**ЗАДАНИЕ A:**
Перепишите участок листинга от строки, содержащей «fps-readout: 60 FPS (40-60) (5, 61, 53, 68)», до строки, содержащей «37, 479, 52)», включительно, в виде таблицы Markdown со столбцами «№» и «Строка листинга». Пустые строки пропустите.

**ИЗБРАННЫЙ ОТРЫВОК:**
Красная палатка и «красный медведь»

Элла Максимова| опубликовано в номере №1097, февраль 1973
  • В закладки
  • Вставить в блог

Они не прилетели. А прилетел туман, скрыл ледокол, и сесть Чухновский не смог. Горючего у него было на шесть часов. С 19.16 его рация перестала отвечать. Четыре часа «Красин» жил в ожидании непоправимого, и каждая следующая минута молчания делала его все более вероятным.

Но Чухновский заговорил! В радиограмме были координаты группы Мальмгрена, сообщение, что самолет сел на лед у мыса Вреде, сломав при этом шасси и винты, и облетевшая назавтра всю прессу мира фраза: «Считаю необходимым «Красину» срочно идти спасать Мальмгрена». Ледокол поднял пары и ушел к группе Мальмгрена, следом снял группу Вильери (бывшую группу Нобиле) и уже после — экипаж «Красного медведя».

**ЗАПИСИ НАБОРА:**
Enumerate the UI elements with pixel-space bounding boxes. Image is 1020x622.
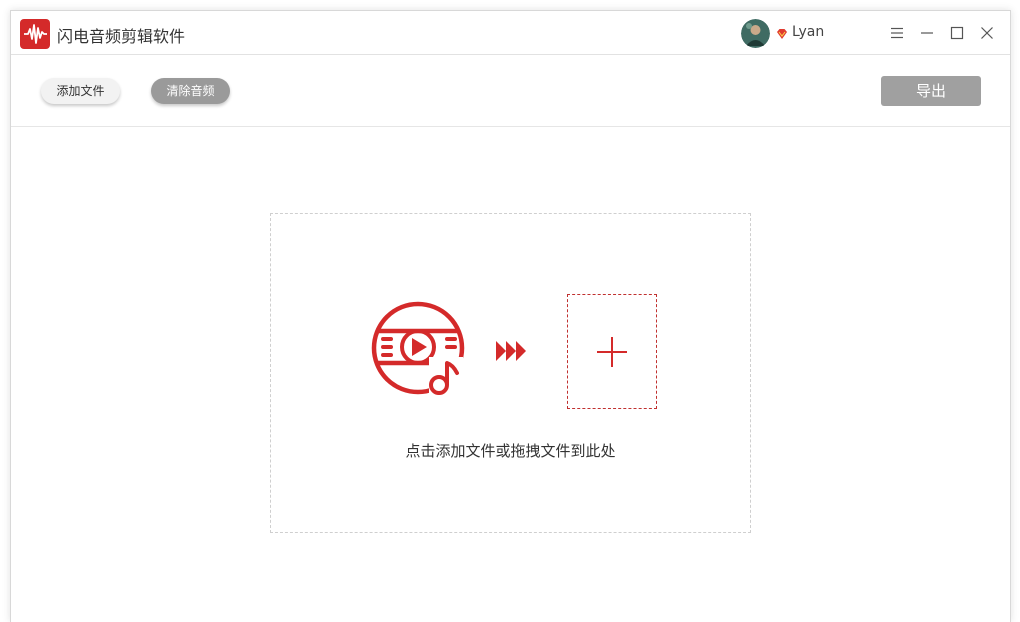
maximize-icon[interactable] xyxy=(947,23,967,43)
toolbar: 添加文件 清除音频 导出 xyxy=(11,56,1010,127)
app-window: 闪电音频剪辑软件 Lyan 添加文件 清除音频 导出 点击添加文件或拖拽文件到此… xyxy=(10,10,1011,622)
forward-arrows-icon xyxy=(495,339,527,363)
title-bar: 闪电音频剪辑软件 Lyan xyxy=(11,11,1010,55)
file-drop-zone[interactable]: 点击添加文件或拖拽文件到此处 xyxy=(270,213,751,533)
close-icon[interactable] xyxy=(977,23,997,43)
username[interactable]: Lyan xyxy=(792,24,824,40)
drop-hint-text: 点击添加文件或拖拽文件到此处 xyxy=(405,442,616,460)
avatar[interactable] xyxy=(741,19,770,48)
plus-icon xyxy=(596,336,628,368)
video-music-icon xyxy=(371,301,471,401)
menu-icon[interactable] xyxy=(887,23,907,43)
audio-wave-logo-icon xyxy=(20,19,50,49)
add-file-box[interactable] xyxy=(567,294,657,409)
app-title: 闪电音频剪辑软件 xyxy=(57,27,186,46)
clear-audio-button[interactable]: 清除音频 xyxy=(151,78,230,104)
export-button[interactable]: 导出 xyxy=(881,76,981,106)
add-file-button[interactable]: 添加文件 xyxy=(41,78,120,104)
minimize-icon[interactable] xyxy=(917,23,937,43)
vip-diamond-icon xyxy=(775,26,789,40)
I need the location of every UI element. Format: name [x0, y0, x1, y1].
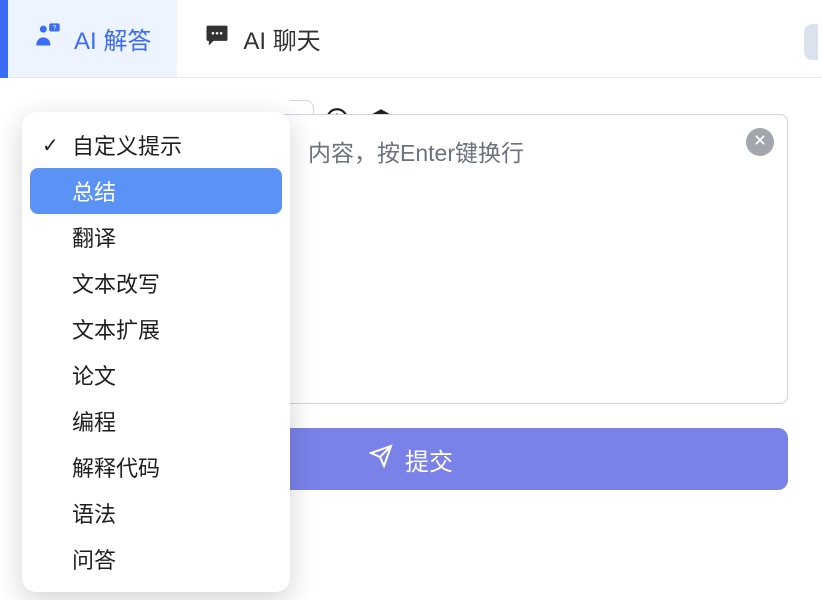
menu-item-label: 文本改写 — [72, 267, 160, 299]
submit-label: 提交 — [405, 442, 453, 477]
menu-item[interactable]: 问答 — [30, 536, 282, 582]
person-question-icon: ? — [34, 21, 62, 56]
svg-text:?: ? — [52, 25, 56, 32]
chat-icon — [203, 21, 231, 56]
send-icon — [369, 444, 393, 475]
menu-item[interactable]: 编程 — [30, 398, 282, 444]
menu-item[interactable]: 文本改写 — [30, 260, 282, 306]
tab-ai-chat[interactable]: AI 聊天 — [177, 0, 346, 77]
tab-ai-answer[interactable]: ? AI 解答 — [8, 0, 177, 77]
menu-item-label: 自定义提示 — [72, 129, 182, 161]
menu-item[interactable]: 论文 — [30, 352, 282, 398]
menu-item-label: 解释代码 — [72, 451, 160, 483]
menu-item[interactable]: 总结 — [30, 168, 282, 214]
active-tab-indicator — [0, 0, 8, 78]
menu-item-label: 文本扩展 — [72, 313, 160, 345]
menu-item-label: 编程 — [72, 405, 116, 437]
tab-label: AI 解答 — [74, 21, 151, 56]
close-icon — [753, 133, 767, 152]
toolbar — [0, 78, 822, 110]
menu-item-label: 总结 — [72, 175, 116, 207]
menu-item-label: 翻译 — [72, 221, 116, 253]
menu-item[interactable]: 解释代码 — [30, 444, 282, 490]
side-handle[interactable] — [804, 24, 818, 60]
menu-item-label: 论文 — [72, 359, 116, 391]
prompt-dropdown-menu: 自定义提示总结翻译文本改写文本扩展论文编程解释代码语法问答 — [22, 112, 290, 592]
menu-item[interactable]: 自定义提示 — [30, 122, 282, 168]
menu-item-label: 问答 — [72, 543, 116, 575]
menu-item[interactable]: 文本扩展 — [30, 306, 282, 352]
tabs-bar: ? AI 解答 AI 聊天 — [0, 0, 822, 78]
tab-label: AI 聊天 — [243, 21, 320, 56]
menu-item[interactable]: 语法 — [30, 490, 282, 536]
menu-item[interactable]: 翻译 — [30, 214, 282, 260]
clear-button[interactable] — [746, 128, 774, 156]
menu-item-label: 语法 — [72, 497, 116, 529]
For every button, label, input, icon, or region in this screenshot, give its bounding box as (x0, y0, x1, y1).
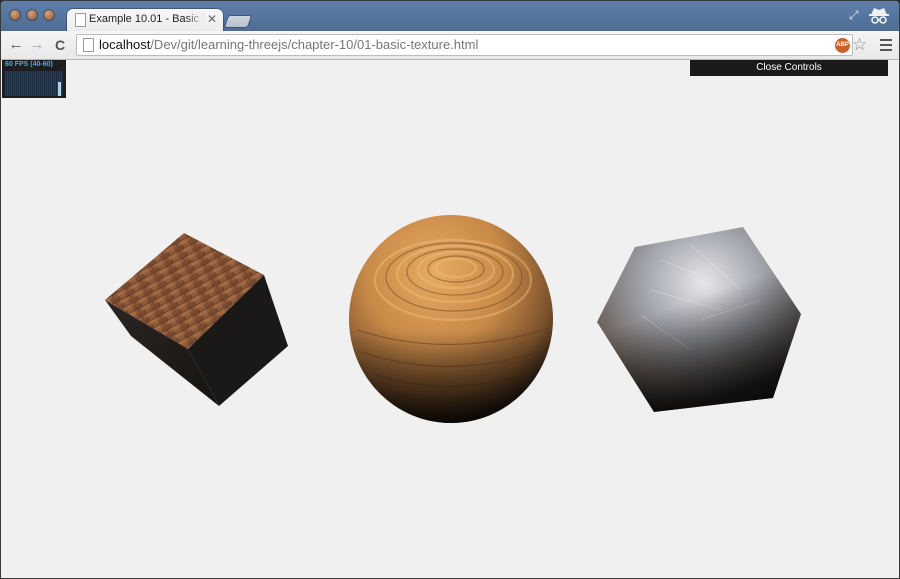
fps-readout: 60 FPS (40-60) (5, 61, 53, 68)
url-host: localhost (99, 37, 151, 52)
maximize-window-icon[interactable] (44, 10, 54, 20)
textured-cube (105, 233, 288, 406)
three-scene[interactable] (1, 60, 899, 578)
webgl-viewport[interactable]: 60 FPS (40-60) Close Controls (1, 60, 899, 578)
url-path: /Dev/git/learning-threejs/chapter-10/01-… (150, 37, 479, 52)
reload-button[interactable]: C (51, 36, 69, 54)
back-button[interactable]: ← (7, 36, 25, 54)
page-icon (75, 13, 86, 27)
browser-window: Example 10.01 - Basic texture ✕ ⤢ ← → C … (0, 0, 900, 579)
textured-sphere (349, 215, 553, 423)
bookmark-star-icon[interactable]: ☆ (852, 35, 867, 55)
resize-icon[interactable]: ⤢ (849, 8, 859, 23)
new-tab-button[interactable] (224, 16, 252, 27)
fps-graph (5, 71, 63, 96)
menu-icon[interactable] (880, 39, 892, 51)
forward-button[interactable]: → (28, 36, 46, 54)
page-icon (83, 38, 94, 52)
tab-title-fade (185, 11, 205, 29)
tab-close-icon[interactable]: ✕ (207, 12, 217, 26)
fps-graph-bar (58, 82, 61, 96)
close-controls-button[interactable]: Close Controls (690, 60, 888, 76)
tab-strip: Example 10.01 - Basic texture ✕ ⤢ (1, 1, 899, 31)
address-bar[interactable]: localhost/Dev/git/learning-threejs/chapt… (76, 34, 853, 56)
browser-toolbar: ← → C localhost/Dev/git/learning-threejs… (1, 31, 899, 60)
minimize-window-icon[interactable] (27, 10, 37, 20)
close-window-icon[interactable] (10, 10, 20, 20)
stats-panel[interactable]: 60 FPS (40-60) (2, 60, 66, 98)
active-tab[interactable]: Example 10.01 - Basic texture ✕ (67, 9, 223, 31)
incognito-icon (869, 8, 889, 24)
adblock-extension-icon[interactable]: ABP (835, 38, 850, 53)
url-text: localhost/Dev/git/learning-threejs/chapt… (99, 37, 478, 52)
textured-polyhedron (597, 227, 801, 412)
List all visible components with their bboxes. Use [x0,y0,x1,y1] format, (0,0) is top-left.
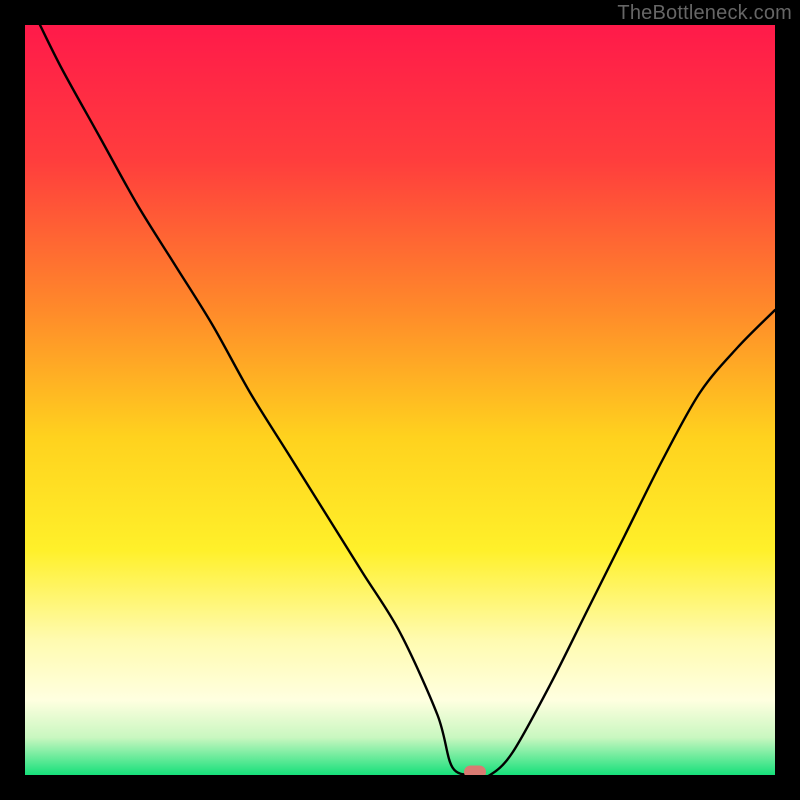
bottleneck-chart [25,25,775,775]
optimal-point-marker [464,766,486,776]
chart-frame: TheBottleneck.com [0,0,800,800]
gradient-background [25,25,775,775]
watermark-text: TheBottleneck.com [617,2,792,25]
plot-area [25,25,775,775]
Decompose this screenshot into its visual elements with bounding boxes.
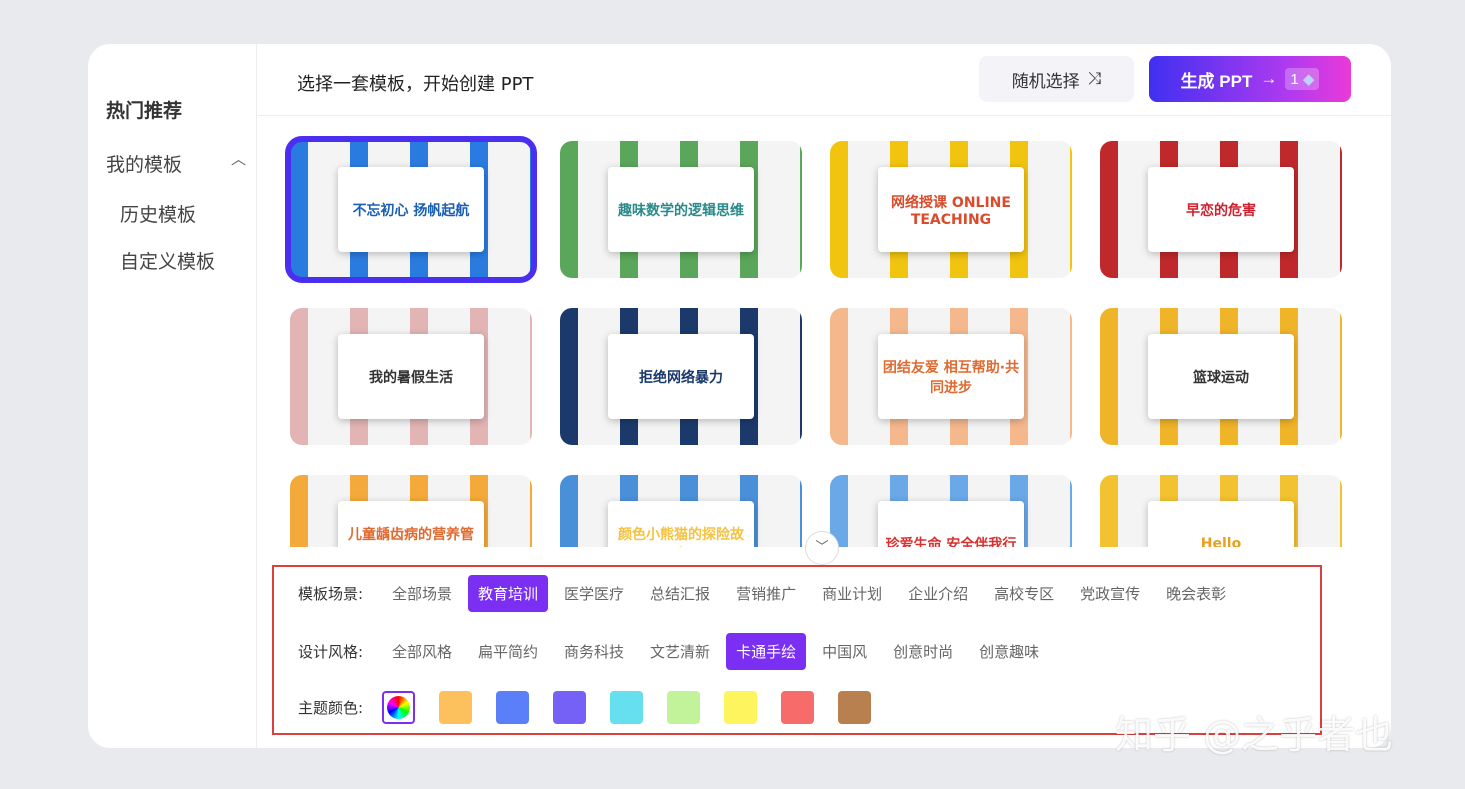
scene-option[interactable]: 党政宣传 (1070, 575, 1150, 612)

**ЗАДАНИЕ B:**
Где, согласно отрывку, самолет Чухновского сел на лед?

**ПОЛНЫЙ ОТВЕТ A:**
| № | Строка листинга |
|---|---|
| 1 | fps-readout: 60 FPS (40-60) (5, 61, 53, 68) |
| 2 | url-host: localhost (99, 37, 151, 52) |
| 3 | maximize-window-icon[interactable] (44, 10, 54, 20) |
| 4 | textured-cube (105, 233, 288, 406) |
| 5 | three-scene[interactable] (1, 60, 899, 578) |
| 6 | webgl-viewport[interactable]: 60 FPS (40-60) Close Controls (1, 60, 899, 578) |
| 7 | url-path: /Dev/git/learning-threejs/chapter-10/01-… (150, 37, 479, 52) |

**ПОЛНЫЙ ОТВЕТ B:**
У мыса Вреде.